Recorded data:
------

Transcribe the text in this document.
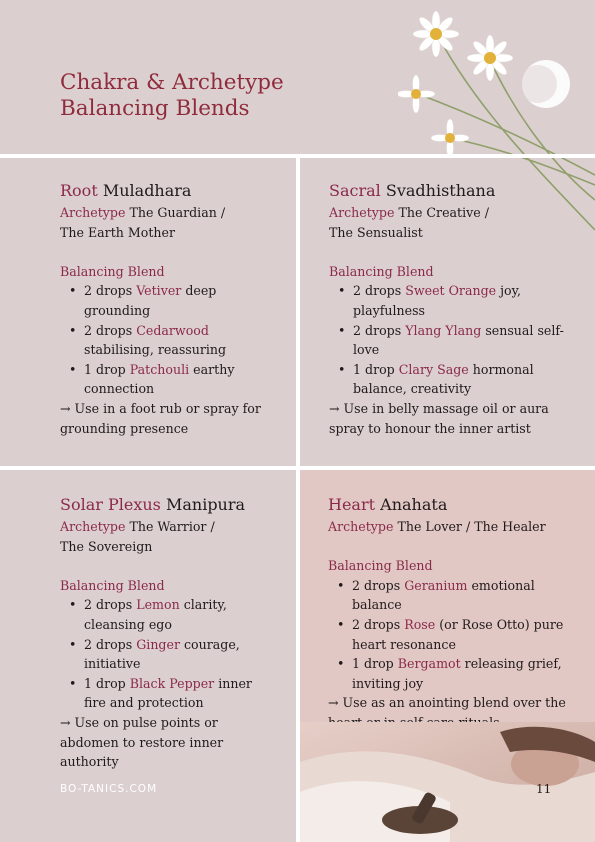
Chakra & Archetype
Balancing Blends
Root Muladhara
Archetype The Guardian /
The Earth Mother
Balancing Blend
• 2 drops Vetiver deep
grounding
• 2 drops Cedarwood
stabilising, reassuring
• 1 drop Patchouli earthy
connection
→ Use in a foot rub or spray for
grounding presence
Sacral Svadhisthana
Archetype The Creative /
The Sensualist
Balancing Blend
• 2 drops Sweet Orange joy,
playfulness
• 2 drops Ylang Ylang sensual self-
love
• 1 drop Clary Sage hormonal
balance, creativity
→ Use in belly massage oil or aura
spray to honour the inner artist
Solar Plexus Manipura
Archetype The Warrior /
The Sovereign
Balancing Blend
• 2 drops Lemon clarity,
cleansing ego
• 2 drops Ginger courage,
initiative
• 1 drop Black Pepper inner
fire and protection
→ Use on pulse points or
abdomen to restore inner
authority
Heart Anahata
Archetype The Lover / The Healer
Balancing Blend
• 2 drops Geranium emotional
balance
• 2 drops Rose (or Rose Otto) pure
heart resonance
• 1 drop Bergamot releasing grief,
inviting joy
→ Use as an anointing blend over the
BO-TANICS.COM	11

------

### TO DO
Find the word "spray" in the data and show each line that holds it.

### ANSWER FOR THE TASK
→ Use in a foot rub or spray for
spray to honour the inner artist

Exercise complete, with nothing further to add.